> **Set exercise**
Go through the lines below and copy each one that holds the string "this".

> **Stored data**

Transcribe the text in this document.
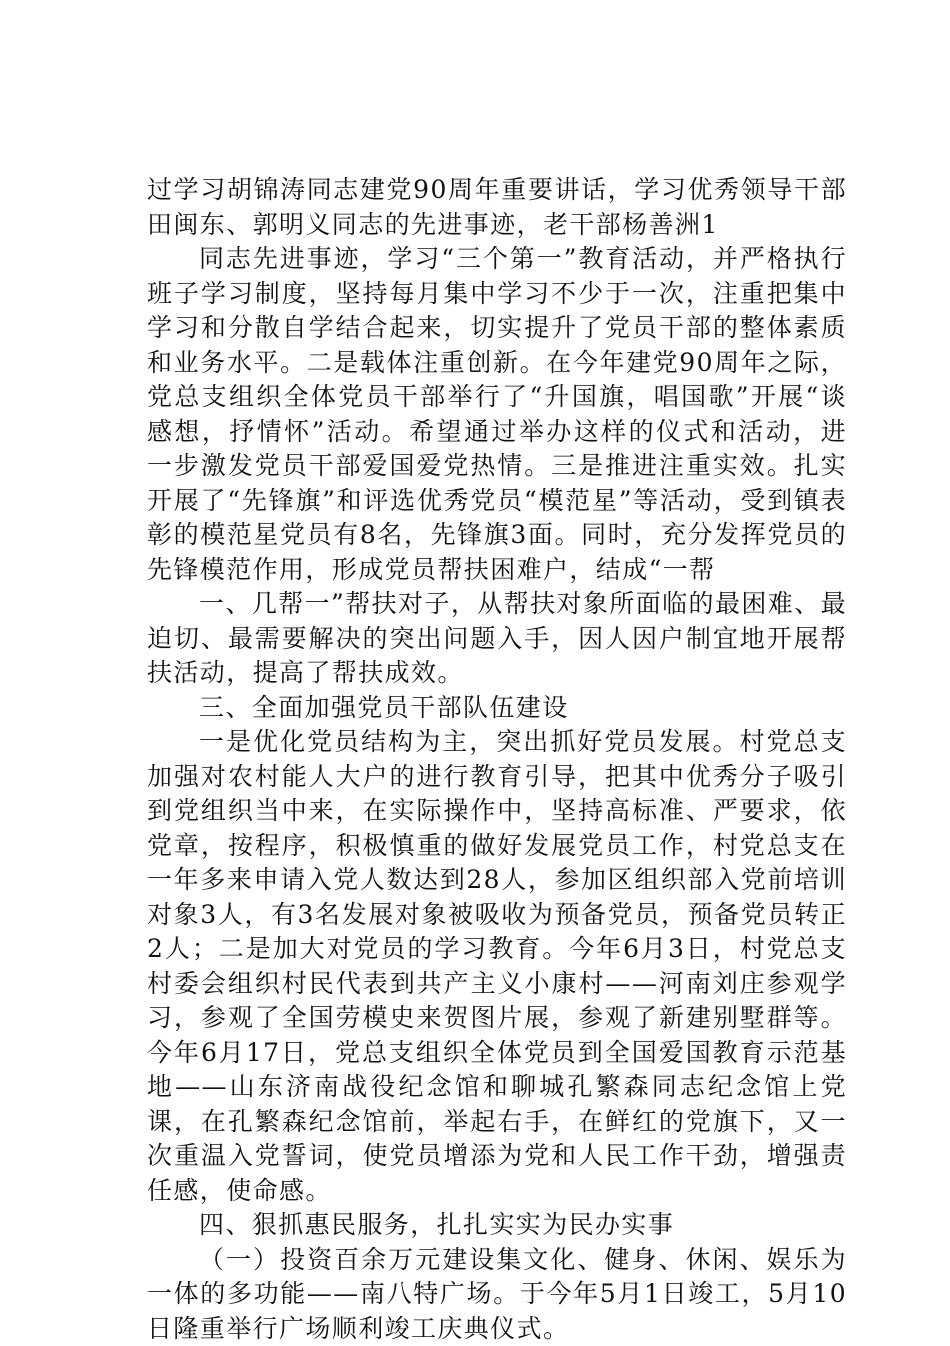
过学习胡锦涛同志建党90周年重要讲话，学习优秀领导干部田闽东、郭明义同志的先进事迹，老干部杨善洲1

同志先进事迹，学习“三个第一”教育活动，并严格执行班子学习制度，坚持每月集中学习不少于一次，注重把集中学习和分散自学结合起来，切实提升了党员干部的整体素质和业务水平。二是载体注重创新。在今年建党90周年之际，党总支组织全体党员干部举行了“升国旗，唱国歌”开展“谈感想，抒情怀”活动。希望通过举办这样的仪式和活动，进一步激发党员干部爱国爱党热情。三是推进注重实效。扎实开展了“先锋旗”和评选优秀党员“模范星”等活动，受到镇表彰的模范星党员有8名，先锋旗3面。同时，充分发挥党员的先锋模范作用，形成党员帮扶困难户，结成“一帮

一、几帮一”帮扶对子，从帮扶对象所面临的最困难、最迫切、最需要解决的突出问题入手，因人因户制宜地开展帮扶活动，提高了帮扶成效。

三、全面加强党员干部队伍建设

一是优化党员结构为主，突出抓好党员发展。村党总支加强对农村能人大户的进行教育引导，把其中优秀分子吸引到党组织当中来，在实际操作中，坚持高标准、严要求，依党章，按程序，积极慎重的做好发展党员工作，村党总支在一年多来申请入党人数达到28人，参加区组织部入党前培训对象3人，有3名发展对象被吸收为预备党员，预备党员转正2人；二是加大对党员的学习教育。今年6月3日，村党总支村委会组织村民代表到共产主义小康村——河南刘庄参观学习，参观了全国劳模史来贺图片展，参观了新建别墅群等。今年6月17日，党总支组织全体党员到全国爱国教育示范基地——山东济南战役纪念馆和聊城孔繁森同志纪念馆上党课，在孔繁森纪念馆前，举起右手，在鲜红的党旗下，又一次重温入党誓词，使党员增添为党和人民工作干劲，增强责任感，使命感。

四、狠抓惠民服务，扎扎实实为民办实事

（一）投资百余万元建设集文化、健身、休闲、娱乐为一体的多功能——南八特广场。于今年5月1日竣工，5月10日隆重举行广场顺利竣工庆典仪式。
--
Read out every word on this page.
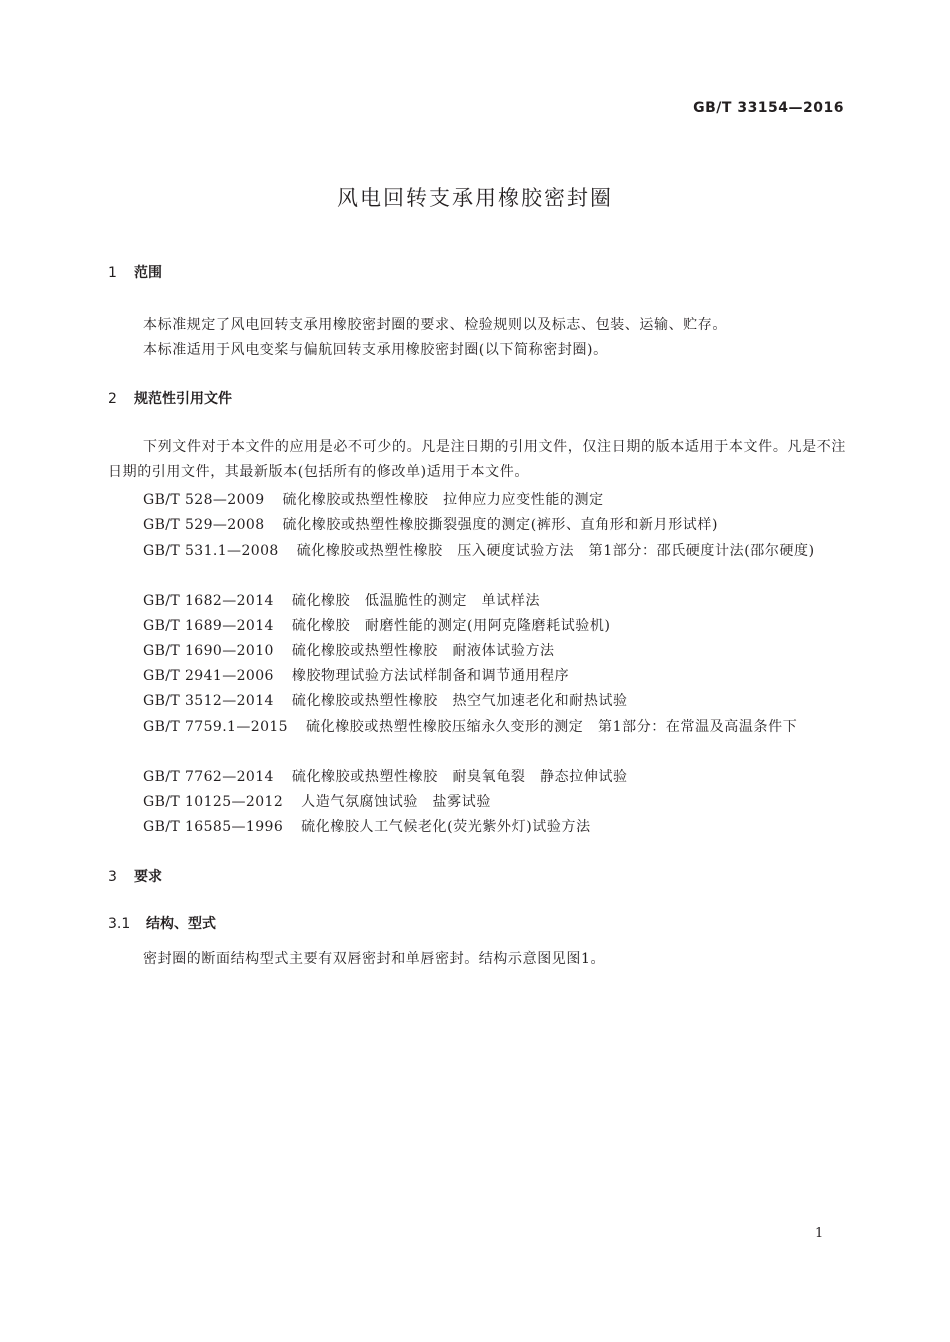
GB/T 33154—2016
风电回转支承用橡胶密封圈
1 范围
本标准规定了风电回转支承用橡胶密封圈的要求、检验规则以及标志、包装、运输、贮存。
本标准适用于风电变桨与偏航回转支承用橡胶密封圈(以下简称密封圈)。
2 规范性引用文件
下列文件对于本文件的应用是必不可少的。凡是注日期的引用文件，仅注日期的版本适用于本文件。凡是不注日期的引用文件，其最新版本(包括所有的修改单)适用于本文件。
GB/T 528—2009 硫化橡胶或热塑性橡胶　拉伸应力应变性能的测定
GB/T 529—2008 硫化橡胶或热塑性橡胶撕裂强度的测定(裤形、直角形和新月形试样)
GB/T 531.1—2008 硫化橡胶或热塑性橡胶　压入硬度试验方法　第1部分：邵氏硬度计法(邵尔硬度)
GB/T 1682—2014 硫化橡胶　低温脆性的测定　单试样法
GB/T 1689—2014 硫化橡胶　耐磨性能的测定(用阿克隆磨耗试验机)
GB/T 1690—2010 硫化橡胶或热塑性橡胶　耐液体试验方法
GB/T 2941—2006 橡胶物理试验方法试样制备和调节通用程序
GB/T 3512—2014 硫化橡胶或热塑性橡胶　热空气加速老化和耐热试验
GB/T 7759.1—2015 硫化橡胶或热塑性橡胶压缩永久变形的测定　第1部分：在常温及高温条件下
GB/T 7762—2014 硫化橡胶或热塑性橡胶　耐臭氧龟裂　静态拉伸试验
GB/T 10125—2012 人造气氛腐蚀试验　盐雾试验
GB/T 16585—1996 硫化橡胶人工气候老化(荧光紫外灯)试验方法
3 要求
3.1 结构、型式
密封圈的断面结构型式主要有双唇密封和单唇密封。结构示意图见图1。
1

> **Correct output**
Transcribe the text in this document.
Read out every word on this page.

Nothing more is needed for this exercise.